**DIRECTION 1**
In the April 11, 2007 blog entry, who sent the writer a gift in the mail?
**DIRECTION 2**
Keep writing the April 11, 2007 blog entry, starting right after its last sentence.

[start PAGE TEXT]

Wednesday, April 11, 2007

it appears as if i have one less thing to worry about since most of the deadlines were either by feb 15 or april 1 for licensure programs...
um can someone find me a job?
why is there no one up at 3:05 to entertain me?
i mean its one thing when im trying to do homework, its another when im avoiding it. come on people? i blame conservatives. its hot in my room. Mel woke me with a smoothie, that gave me a stomach ache... but it was so good.
krystin is coming friday, we will hopefully do something fun... i might have to wash some sheets and blankets and offer her a real bed.
its actually a really good thing this weekend though mel and josh might be gone, its probably the last weekend that any of us will have any free time. im evemn thinking bout going to a party on monday. need to call schools tomorrow... i was checking out the shit for augsburg and ran in to some problems
-like
do they even have a licensure only program during the week? how long does the weekend one take? whens the application due? where is the application? how much is it?

metro state and river falls never even sent me the info.
I got a gift in the mail from becky and her mom, a really expensive gift, and im sort of reluctant to accept it, or rather i accept it but i assume they meant it for someone else, and im cool with that, I just kind of want to know, and if they didnt... well thats just absurd.

[end PAGE TEXT]
[start DATA LINES]

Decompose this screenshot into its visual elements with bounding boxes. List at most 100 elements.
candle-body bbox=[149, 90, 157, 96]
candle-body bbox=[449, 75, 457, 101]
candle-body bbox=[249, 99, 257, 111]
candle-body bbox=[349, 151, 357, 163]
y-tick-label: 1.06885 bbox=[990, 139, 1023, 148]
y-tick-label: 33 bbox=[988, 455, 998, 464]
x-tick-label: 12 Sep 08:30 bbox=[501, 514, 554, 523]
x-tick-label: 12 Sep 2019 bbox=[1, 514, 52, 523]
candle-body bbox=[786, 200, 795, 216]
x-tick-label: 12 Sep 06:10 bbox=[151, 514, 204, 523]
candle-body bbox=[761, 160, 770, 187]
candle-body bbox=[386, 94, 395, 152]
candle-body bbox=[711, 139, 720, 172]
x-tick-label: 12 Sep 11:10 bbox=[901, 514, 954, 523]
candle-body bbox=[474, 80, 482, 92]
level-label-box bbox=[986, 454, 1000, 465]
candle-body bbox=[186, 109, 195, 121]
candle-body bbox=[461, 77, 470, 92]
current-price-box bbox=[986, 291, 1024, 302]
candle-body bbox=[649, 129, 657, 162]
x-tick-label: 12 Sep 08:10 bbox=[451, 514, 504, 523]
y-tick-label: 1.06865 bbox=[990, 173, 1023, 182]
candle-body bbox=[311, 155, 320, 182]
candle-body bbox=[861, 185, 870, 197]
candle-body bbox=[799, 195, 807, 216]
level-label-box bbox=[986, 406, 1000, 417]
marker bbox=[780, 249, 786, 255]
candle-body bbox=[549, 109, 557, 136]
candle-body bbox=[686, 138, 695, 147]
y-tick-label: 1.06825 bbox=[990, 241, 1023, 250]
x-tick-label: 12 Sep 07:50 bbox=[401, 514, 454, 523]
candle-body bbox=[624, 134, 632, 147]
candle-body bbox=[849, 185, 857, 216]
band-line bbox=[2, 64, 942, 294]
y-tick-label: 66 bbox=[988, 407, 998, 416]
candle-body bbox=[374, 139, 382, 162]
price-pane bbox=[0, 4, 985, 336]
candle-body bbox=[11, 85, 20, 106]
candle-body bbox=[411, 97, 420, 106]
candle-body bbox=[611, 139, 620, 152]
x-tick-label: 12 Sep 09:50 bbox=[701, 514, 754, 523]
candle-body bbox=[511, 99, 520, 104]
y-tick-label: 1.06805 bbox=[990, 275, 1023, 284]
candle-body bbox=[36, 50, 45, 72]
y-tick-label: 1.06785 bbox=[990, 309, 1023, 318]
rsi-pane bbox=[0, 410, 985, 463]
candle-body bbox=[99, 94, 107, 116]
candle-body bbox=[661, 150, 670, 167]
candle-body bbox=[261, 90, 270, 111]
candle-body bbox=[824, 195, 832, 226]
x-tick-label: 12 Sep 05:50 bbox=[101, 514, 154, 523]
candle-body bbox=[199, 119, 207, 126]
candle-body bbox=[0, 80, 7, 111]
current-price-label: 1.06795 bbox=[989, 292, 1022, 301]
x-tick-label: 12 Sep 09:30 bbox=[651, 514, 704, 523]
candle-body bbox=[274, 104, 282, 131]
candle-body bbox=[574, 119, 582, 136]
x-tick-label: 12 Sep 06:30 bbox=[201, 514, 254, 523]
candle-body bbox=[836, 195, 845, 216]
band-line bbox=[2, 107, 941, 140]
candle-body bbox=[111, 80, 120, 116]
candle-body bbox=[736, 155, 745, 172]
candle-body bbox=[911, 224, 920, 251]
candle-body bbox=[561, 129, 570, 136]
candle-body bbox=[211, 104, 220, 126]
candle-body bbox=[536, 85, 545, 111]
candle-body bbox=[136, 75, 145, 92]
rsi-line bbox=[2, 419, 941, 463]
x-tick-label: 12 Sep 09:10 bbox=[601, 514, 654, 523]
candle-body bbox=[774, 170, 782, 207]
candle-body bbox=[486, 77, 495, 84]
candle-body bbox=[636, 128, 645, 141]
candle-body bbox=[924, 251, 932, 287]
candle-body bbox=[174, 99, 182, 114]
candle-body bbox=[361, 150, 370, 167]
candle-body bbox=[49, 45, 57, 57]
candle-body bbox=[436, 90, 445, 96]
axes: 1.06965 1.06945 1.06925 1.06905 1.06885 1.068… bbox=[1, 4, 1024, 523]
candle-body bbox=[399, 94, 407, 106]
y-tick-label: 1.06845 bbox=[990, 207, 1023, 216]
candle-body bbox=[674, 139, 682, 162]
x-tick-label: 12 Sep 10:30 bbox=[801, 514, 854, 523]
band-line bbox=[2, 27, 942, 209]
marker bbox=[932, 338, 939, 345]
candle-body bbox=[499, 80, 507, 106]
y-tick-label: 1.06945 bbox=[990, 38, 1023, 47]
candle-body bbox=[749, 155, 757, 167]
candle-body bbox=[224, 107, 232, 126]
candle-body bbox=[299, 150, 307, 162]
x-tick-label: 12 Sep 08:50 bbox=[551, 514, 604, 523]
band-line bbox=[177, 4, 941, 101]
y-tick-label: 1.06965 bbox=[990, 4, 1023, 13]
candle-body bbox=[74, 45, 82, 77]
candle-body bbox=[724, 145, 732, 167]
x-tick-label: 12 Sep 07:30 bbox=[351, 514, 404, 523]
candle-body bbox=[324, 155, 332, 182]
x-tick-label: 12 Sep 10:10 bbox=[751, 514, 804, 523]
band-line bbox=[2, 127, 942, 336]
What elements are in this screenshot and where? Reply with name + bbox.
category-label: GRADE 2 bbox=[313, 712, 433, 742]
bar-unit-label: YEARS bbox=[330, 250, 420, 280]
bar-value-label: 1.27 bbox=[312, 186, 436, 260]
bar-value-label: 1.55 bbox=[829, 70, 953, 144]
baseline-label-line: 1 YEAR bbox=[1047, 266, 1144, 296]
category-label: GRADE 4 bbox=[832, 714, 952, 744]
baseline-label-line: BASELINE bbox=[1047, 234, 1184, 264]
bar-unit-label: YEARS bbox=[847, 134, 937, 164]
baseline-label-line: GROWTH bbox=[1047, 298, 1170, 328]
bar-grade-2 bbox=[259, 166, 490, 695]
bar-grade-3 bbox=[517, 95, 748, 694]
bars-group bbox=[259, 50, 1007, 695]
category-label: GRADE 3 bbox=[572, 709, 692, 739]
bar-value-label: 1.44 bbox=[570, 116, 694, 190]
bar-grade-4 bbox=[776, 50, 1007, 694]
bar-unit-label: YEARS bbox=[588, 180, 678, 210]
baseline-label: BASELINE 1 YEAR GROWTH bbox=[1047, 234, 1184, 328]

[end DATA LINES]

**OUTPUT 1**
Becky and her mom.

**OUTPUT 2**
for future reference this is what last semester of senior year looked like.

monday (wed is the same for school work, fri is just islam)
reading 1-2 chapters writing a poem, printing 8 copies, 2 classes, islam is pretty much a lecture with nice pictures and a funny prof (whos not really trying to be funny) i joke with rachel and emily and sometimes meagan who sits next to me but doesnt seem to like me. alison and christina w are in there and they are nice peoples. poetry I sit next to mary, i watch as her and danny boil up with frustration at matt, I hear their comments under their breath (or in mary's case outloud) responding to vicki the teacher... we discuss poetry, we discuss things using terms i dont understand and dont care about. I usually feel quite reluctant about each new assignment but try to stay open minded. the class is fun, full of personality, we chat and have attitude, mary brings it out in me- she makes me feel more rebelious, i am not like that when she isnt there. I guess i naturally cater to underdogs, i forget she is so young, I love her poetry, tracy's too, I am even sometimes surprised by matt's he writes without caring trying to sneak things in, but occasionally stumbles on something really nice. people seem to like my bullshit poetry, the stuff i actually care about no one gets, but they admire the naturalness of the rhyme and rhythm. i like to play around with words, it gives them a kick. i add a lot of jokes in to poems. these are not real poems they are just bullshit but they are fun none the less and they get me a grade and they get me some practice, but i wouldnt ever write about butterflies or seasons or weather or whatever... and i usually find someway around it.... like winter is about falling on your face, spring poems are about the weirdness of anticipation.. my real poems people dont get right away, suit, isaac, polishing the silver... these are too abstract, and they describe abstract concepts and feelings.. so im ok with it.

we go out almost every monday night around 6:00 me and tom and alicia are always there, pizza ranch or china, sometimes old no fun (old number one)
we talk about many a sordid thing.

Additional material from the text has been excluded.